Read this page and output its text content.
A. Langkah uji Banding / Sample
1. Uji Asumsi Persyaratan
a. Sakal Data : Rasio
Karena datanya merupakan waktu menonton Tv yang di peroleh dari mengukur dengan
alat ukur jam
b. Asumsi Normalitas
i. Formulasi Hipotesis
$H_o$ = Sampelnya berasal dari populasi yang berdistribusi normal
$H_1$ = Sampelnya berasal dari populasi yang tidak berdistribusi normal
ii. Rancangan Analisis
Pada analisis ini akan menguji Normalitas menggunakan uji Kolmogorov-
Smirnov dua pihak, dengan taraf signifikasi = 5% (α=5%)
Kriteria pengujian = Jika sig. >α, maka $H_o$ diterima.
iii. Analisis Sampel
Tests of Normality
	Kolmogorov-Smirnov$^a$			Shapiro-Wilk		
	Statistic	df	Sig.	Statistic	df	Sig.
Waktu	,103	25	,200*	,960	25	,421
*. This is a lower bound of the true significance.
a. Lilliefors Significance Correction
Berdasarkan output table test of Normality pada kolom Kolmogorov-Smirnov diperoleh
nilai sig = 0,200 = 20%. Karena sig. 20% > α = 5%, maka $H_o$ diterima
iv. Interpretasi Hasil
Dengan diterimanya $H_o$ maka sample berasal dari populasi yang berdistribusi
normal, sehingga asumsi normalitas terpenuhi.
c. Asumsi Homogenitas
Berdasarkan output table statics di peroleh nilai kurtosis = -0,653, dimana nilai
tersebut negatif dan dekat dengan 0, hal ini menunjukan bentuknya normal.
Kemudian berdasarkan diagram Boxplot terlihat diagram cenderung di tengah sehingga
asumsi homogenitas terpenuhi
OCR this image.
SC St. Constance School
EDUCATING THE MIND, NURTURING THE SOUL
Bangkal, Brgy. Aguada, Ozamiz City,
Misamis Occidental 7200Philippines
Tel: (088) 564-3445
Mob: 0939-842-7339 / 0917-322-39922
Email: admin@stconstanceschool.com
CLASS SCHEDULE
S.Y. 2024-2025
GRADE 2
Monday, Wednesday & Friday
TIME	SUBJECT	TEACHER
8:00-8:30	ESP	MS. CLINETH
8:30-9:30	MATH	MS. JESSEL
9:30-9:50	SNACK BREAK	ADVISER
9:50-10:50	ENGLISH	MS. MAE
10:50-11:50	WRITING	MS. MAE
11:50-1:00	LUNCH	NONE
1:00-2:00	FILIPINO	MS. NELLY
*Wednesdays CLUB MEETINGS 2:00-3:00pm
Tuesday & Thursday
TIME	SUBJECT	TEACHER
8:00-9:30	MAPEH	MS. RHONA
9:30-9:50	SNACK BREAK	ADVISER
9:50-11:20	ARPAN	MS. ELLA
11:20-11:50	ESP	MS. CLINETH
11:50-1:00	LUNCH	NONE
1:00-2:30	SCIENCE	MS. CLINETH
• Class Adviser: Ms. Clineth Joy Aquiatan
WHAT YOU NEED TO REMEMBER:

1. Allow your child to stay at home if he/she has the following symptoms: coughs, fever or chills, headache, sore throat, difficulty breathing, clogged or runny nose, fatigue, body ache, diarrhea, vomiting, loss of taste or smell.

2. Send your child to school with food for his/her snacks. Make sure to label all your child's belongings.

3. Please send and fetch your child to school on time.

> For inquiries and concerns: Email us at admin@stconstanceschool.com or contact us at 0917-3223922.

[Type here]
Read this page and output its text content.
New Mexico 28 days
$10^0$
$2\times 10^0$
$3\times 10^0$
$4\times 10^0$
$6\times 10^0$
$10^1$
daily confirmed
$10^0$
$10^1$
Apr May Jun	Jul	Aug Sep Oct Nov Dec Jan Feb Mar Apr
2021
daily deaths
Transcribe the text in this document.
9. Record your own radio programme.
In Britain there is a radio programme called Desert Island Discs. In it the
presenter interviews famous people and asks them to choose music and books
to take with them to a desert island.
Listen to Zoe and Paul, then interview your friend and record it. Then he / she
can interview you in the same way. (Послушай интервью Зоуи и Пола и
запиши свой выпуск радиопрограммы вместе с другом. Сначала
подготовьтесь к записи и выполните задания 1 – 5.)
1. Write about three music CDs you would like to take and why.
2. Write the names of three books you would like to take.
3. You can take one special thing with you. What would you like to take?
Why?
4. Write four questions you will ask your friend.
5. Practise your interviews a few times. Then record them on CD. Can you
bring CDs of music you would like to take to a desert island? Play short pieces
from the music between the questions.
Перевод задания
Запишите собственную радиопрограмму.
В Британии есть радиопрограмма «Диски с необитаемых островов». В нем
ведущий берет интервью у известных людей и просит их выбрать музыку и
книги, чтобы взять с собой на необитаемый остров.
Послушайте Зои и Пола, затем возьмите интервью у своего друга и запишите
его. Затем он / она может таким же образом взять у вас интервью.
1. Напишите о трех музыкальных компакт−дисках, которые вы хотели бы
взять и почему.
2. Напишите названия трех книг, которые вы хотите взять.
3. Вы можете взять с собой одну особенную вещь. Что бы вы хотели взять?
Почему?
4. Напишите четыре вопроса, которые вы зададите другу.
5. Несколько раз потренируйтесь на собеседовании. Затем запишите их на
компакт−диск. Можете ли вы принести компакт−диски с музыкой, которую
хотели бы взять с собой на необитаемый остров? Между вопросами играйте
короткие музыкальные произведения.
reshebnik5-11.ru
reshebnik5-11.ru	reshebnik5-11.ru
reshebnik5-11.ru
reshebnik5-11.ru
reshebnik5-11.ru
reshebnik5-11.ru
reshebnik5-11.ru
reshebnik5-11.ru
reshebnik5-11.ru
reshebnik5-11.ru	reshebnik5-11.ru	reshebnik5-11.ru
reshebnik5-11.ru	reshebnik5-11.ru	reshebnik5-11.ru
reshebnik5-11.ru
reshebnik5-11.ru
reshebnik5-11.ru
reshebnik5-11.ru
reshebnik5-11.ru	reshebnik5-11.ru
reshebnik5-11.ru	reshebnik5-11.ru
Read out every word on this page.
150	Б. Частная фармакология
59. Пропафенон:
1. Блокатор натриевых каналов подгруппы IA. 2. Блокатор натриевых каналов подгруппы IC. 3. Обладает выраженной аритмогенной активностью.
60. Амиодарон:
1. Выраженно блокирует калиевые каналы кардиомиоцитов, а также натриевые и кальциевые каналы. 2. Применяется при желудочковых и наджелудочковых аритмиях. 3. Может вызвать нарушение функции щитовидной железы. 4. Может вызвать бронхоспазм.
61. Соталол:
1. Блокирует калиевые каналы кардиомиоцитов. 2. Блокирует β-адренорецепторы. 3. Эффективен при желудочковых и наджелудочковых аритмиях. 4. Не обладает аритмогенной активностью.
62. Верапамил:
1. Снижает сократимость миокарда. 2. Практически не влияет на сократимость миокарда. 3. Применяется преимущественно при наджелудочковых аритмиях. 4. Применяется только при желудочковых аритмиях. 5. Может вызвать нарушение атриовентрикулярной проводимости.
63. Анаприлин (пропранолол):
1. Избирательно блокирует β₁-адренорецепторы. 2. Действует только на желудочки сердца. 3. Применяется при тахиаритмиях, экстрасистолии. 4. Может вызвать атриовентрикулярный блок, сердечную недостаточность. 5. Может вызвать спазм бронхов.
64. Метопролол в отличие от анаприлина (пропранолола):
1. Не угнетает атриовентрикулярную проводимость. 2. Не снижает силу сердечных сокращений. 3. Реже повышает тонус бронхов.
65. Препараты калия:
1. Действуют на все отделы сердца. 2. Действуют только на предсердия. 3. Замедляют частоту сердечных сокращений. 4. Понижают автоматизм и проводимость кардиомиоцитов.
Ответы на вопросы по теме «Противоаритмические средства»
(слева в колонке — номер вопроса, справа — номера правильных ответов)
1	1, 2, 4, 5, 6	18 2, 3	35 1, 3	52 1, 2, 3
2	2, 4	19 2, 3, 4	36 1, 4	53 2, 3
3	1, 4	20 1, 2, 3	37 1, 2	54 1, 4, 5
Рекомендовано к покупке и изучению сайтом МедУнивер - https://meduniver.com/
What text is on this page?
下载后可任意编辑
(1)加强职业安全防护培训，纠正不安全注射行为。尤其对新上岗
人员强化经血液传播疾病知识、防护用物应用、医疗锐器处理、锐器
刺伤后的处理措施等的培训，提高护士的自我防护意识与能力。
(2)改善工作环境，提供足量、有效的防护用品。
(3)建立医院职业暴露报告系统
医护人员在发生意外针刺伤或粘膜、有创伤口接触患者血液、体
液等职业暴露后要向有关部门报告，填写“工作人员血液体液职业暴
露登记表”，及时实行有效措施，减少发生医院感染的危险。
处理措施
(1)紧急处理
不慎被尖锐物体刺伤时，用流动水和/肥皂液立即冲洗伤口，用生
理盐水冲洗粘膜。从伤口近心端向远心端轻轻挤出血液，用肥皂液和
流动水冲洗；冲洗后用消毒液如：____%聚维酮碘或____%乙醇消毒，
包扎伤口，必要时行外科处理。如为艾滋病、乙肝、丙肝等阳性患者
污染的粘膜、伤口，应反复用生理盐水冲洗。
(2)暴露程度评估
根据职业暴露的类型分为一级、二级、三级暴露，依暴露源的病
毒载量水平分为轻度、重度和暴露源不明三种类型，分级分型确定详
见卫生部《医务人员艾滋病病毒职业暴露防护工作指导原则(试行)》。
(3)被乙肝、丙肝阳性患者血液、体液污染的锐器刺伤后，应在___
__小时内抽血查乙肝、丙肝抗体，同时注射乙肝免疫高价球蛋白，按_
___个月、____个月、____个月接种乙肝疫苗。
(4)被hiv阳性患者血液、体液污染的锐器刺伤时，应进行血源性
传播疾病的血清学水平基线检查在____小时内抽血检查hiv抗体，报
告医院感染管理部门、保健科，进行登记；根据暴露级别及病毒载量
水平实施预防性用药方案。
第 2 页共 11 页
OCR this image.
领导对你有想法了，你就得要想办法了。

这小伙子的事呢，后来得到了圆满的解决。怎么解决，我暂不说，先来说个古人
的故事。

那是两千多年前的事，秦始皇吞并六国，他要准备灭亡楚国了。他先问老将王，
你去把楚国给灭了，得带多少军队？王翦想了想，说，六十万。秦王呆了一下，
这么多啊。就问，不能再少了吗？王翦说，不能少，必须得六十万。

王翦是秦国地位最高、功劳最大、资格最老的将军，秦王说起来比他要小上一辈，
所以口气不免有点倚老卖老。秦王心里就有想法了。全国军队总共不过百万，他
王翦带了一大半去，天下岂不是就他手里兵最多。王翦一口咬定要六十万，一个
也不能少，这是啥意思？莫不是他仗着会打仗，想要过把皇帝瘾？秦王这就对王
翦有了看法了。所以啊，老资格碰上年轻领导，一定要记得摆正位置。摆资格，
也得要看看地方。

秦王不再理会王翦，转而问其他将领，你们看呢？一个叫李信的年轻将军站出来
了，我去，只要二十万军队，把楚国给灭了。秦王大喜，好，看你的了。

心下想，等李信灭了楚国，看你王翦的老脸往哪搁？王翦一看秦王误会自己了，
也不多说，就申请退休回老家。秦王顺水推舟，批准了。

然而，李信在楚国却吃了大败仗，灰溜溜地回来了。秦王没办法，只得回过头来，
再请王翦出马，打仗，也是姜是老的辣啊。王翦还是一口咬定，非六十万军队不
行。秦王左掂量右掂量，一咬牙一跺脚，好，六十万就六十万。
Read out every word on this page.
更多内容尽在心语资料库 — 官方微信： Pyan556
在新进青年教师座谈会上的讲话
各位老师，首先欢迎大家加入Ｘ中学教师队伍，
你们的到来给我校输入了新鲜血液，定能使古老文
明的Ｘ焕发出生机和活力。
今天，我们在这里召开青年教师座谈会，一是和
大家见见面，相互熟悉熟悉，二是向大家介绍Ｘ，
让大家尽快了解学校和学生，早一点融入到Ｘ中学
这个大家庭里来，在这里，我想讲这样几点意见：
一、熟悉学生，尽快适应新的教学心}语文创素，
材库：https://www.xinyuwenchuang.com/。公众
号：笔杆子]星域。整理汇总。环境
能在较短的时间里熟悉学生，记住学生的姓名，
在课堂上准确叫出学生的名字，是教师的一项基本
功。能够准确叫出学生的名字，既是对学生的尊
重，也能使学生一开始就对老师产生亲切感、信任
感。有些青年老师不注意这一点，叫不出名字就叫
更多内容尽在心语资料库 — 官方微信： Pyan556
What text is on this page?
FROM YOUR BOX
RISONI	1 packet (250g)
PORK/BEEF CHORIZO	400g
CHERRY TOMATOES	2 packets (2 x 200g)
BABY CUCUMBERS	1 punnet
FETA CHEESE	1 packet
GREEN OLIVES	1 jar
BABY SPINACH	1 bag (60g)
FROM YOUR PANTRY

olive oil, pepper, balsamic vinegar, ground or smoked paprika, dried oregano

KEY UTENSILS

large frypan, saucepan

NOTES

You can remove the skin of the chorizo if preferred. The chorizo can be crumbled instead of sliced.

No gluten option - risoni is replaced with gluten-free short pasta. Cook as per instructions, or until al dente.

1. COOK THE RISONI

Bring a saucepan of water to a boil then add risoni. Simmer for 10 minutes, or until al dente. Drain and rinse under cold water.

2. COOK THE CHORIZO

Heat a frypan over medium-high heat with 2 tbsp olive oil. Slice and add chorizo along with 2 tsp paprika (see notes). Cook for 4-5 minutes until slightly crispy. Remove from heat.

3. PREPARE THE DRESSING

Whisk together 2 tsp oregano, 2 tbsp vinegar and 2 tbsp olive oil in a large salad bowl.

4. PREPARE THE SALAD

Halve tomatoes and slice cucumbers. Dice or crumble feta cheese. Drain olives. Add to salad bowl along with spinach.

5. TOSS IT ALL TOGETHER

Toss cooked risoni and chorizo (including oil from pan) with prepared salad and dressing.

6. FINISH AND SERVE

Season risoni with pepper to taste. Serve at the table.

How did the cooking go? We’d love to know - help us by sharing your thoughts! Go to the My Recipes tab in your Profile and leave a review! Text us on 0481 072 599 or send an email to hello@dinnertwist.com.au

SET EXERCISE ▸ Only a number is needed: how many lines of the material above contain "адренорецепторы"?

SOLUTION FOR THIS TASK ▸ 2